### EXERCISE BRIEF
Transcribe each record exactly. Include every one.

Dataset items
----

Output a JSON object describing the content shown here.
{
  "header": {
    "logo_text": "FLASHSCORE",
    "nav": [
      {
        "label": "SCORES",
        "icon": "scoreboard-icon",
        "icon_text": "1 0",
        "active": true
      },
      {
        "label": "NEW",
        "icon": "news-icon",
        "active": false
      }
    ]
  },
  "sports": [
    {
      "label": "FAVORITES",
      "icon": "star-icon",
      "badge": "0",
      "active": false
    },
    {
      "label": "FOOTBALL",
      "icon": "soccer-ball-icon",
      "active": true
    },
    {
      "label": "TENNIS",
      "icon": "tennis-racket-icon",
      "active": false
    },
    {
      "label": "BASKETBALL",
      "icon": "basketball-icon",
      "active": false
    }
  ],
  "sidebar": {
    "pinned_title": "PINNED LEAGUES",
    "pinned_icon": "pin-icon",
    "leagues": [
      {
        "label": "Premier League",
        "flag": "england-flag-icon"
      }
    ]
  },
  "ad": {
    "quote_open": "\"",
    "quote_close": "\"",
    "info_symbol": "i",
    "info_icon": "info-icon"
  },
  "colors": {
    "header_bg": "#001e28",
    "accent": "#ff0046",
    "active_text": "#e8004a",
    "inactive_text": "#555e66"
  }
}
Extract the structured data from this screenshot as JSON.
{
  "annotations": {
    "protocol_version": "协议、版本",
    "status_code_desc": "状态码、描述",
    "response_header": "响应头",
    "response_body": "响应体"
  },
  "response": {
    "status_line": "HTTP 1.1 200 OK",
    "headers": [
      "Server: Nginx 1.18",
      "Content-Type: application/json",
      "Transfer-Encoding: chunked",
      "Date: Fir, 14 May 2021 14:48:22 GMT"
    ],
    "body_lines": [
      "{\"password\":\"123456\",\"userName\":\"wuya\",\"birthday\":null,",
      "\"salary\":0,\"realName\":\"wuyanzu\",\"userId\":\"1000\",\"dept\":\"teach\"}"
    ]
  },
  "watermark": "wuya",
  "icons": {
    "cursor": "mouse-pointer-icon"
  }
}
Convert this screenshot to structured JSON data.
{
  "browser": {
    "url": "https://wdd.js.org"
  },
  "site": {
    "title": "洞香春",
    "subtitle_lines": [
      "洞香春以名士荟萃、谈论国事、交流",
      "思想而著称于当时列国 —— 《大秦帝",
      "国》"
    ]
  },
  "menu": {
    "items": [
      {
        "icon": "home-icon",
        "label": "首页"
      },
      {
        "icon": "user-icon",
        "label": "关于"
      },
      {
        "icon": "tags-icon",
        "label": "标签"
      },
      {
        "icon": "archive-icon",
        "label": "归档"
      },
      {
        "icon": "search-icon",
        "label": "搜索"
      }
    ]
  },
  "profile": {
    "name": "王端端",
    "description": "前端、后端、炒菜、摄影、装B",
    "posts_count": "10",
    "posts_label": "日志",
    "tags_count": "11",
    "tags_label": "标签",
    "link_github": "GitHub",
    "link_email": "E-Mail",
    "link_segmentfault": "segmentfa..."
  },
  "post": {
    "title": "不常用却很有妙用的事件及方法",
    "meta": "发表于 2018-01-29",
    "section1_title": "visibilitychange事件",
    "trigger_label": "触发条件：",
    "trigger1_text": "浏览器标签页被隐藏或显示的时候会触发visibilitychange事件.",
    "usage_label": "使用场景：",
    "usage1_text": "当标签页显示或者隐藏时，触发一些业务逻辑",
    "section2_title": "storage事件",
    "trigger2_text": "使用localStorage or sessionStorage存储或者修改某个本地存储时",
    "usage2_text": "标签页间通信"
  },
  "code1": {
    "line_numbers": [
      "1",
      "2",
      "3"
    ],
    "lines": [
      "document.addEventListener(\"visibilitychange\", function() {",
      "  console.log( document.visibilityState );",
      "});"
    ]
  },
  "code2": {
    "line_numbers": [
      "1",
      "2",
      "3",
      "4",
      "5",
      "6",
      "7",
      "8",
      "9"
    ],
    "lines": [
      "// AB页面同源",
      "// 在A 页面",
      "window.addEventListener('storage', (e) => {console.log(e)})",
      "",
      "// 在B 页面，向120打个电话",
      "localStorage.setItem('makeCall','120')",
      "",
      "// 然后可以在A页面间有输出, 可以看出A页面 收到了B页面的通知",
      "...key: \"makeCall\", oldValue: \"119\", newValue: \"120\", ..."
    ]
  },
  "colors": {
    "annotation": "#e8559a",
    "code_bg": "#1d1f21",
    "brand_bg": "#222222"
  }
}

----

### SOLUTION TO THIS TASK
Output a JSON object describing the content shown here.
{
  "header": {
    "logo_text": "FLASHSCORE",
    "nav": [
      {
        "label": "SCORES",
        "icon": "scoreboard-icon",
        "icon_text": "1 0",
        "active": true
      },
      {
        "label": "NEW",
        "icon": "news-icon",
        "active": false
      }
    ]
  },
  "sports": [
    {
      "label": "FAVORITES",
      "icon": "star-icon",
      "badge": "0",
      "active": false
    },
    {
      "label": "FOOTBALL",
      "icon": "soccer-ball-icon",
      "active": true
    },
    {
      "label": "TENNIS",
      "icon": "tennis-racket-icon",
      "active": false
    },
    {
      "label": "BASKETBALL",
      "icon": "basketball-icon",
      "active": false
    }
  ],
  "sidebar": {
    "pinned_title": "PINNED LEAGUES",
    "pinned_icon": "pin-icon",
    "leagues": [
      {
        "label": "Premier League",
        "flag": "england-flag-icon"
      }
    ]
  },
  "ad": {
    "quote_open": "\"",
    "quote_close": "\"",
    "info_symbol": "i",
    "info_icon": "info-icon"
  },
  "colors": {
    "header_bg": "#001e28",
    "accent": "#ff0046",
    "active_text": "#e8004a",
    "inactive_text": "#555e66"
  }
}
Extract the structured data from this screenshot as JSON.
{
  "annotations": {
    "protocol_version": "协议、版本",
    "status_code_desc": "状态码、描述",
    "response_header": "响应头",
    "response_body": "响应体"
  },
  "response": {
    "status_line": "HTTP 1.1 200 OK",
    "headers": [
      "Server: Nginx 1.18",
      "Content-Type: application/json",
      "Transfer-Encoding: chunked",
      "Date: Fir, 14 May 2021 14:48:22 GMT"
    ],
    "body_lines": [
      "{\"password\":\"123456\",\"userName\":\"wuya\",\"birthday\":null,",
      "\"salary\":0,\"realName\":\"wuyanzu\",\"userId\":\"1000\",\"dept\":\"teach\"}"
    ]
  },
  "watermark": "wuya",
  "icons": {
    "cursor": "mouse-pointer-icon"
  }
}
Convert this screenshot to structured JSON data.
{
  "browser": {
    "url": "https://wdd.js.org"
  },
  "site": {
    "title": "洞香春",
    "subtitle_lines": [
      "洞香春以名士荟萃、谈论国事、交流",
      "思想而著称于当时列国 —— 《大秦帝",
      "国》"
    ]
  },
  "menu": {
    "items": [
      {
        "icon": "home-icon",
        "label": "首页"
      },
      {
        "icon": "user-icon",
        "label": "关于"
      },
      {
        "icon": "tags-icon",
        "label": "标签"
      },
      {
        "icon": "archive-icon",
        "label": "归档"
      },
      {
        "icon": "search-icon",
        "label": "搜索"
      }
    ]
  },
  "profile": {
    "name": "王端端",
    "description": "前端、后端、炒菜、摄影、装B",
    "posts_count": "10",
    "posts_label": "日志",
    "tags_count": "11",
    "tags_label": "标签",
    "link_github": "GitHub",
    "link_email": "E-Mail",
    "link_segmentfault": "segmentfa..."
  },
  "post": {
    "title": "不常用却很有妙用的事件及方法",
    "meta": "发表于 2018-01-29",
    "section1_title": "visibilitychange事件",
    "trigger_label": "触发条件：",
    "trigger1_text": "浏览器标签页被隐藏或显示的时候会触发visibilitychange事件.",
    "usage_label": "使用场景：",
    "usage1_text": "当标签页显示或者隐藏时，触发一些业务逻辑",
    "section2_title": "storage事件",
    "trigger2_text": "使用localStorage or sessionStorage存储或者修改某个本地存储时",
    "usage2_text": "标签页间通信"
  },
  "code1": {
    "line_numbers": [
      "1",
      "2",
      "3"
    ],
    "lines": [
      "document.addEventListener(\"visibilitychange\", function() {",
      "  console.log( document.visibilityState );",
      "});"
    ]
  },
  "code2": {
    "line_numbers": [
      "1",
      "2",
      "3",
      "4",
      "5",
      "6",
      "7",
      "8",
      "9"
    ],
    "lines": [
      "// AB页面同源",
      "// 在A 页面",
      "window.addEventListener('storage', (e) => {console.log(e)})",
      "",
      "// 在B 页面，向120打个电话",
      "localStorage.setItem('makeCall','120')",
      "",
      "// 然后可以在A页面间有输出, 可以看出A页面 收到了B页面的通知",
      "...key: \"makeCall\", oldValue: \"119\", newValue: \"120\", ..."
    ]
  },
  "colors": {
    "annotation": "#e8559a",
    "code_bg": "#1d1f21",
    "brand_bg": "#222222"
  }
}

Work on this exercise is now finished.